Text passage
So imagine that the advocates for breaking up Wells Fargo win the argument and see it broken into four roughly comparable pieces, never minding just how they would pull that off. If a quarter-sized Wells Fargo was run the way the big one has been, it still would have had about 18 million customers and 8,000 salespeople. And, of course, it likely would have just owned up to opening 500,000 fake accounts.

That's not to suggest size isn't a management challenge. But once a bank gets bigger than a branch, staying informed isn't easy. It's a problem Wells Fargo CEO John Stumpf seems to understand.

"By the time things come to me, through five layers of management, even shoe polish tastes like ice cream," he observed about a year ago, at the Fortune Global Forum in San Francisco.

The thing is, at least five years before Wells Fargo's sales efforts became grist in the presidential campaign, information had clearly gotten to Stumpf about the brewing problems. Wells Fargo had a dedicated team to root out and fix improper sales beginning in 2011.

Two years later, Stumpf needed no update to know how it was going. He could read the Los Angeles Times.

Its reporting described a Florida branch manager who said she was routinely told she would end up working at McDonald's if she didn't meet aggressive sales quotas. The pressure to sell started building in the morning and ended with a 5 p.m. conference call, when 60 peers would listen in as a branch manager was humiliated for falling short that day.

The Times report described a branch manager who was dismayed to find out a homeless woman had been talked into opening six checking and savings accounts. Readers learned of Wells Fargo bankers scouring a database to find customers who had been preapproved for credit cards — and then ordering them even without customer requests.

One customer complained of discovering an $8,200 Wells line of credit she didn't ask for, another of seeing his Social Security number and birth date used to open accounts he didn't know about, in his name as well as fictitious businesses.

The year this account appeared, 2013, was when the firings within Wells Fargo for cheating to meet sales goals peaked. Altogether the total number of employees cut loose would rise to about 5,300.

The problem
Transcribe the Wells Fargo passage between "Its reporting described" and "short that day.", inclusive.

Information
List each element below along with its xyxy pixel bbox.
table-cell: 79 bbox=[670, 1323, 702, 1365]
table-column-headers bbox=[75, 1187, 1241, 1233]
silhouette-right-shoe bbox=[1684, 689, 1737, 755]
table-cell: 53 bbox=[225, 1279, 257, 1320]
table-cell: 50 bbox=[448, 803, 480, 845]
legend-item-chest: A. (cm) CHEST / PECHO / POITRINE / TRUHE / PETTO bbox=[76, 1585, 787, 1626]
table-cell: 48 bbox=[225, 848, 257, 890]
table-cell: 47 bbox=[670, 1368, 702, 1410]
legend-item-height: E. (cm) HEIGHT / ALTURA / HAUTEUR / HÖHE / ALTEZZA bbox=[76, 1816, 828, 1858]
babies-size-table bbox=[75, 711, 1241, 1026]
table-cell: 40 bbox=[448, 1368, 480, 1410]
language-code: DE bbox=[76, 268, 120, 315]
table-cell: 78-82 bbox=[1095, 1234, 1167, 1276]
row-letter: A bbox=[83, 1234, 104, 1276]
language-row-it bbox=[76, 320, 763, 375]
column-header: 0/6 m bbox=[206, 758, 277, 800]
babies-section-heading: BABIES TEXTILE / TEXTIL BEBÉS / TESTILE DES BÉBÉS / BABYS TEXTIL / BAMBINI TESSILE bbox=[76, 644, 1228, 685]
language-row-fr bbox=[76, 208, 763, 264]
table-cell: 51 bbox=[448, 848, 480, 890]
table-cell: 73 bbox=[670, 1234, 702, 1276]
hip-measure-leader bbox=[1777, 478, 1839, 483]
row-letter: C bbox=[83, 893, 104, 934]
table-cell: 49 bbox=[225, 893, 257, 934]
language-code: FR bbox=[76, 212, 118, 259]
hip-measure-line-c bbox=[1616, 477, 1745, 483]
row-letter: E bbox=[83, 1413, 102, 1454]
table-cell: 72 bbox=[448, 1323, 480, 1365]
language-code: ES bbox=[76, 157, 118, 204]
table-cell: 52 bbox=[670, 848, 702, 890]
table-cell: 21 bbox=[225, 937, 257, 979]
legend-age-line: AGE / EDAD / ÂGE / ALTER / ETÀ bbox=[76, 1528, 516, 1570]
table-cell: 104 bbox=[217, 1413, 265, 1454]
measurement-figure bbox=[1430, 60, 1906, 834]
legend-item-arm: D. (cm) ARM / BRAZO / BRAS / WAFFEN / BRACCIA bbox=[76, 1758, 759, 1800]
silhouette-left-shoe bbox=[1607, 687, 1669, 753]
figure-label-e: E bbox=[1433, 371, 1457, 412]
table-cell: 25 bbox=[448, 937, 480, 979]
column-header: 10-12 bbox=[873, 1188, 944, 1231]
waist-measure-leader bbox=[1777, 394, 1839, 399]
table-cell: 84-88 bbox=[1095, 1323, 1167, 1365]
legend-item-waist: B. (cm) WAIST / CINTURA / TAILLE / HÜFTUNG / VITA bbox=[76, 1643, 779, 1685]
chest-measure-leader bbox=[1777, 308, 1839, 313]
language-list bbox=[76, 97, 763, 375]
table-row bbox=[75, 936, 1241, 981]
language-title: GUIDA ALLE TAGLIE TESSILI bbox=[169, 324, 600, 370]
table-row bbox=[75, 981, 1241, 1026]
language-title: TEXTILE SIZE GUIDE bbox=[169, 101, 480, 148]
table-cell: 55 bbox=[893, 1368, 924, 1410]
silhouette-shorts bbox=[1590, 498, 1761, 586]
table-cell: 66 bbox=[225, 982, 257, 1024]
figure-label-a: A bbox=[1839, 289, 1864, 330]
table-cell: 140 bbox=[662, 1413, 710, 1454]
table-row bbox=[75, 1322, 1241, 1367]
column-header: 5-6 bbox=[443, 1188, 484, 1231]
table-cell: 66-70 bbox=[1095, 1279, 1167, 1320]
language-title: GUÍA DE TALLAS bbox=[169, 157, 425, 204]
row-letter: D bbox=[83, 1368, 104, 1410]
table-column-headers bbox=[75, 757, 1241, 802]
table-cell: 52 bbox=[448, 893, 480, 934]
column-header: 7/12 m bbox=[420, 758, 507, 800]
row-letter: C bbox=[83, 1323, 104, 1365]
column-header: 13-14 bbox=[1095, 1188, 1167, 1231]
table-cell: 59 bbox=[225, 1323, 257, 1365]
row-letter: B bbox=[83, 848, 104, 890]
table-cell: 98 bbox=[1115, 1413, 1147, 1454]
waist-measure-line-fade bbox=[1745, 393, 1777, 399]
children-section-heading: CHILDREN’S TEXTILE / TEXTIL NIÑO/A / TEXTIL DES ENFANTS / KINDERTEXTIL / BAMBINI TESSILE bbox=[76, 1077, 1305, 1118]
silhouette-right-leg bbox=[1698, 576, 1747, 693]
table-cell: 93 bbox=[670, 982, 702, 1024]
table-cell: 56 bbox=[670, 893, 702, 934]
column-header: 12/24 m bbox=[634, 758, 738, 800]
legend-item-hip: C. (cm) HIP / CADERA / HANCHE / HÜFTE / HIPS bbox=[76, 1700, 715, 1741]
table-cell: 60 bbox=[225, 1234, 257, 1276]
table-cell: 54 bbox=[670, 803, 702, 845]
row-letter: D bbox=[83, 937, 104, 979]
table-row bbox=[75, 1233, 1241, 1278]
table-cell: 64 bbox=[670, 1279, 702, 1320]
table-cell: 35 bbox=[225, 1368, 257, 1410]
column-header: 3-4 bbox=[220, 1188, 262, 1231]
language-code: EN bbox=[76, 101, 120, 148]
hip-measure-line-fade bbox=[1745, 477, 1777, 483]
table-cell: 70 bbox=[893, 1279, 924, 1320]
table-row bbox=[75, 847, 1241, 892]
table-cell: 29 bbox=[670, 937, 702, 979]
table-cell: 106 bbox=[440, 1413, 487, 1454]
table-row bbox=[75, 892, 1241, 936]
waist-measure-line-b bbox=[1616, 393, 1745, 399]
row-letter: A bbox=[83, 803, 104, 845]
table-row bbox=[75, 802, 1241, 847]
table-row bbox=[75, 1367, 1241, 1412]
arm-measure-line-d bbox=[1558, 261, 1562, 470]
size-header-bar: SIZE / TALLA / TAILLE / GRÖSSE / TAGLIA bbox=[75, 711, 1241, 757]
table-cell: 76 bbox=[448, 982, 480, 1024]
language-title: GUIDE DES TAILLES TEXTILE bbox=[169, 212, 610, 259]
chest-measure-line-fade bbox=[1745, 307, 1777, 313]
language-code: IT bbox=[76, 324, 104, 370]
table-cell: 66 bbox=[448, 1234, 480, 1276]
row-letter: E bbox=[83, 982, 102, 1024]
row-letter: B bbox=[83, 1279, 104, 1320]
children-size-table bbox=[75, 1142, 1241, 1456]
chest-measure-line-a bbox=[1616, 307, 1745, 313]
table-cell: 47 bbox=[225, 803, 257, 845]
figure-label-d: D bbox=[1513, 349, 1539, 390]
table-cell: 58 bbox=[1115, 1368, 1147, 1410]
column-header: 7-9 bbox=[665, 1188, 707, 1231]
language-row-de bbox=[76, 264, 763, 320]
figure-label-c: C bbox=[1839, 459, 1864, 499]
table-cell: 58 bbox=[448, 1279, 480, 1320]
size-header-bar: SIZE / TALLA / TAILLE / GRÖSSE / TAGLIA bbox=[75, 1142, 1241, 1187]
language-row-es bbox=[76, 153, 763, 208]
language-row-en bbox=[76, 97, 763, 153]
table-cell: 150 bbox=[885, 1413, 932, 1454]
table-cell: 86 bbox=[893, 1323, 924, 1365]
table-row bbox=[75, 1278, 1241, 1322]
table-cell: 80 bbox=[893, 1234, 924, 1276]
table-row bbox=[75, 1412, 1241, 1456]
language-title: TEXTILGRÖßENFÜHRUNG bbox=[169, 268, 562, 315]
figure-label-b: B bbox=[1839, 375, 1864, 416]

Exercise result
Its reporting described a Florida branch manager who said she was routinely told she would end up working at McDonald's if she didn't meet aggressive sales quotas. The pressure to sell started building in the morning and ended with a 5 p.m. conference call, when 60 peers would listen in as a branch manager was humiliated for falling short that day.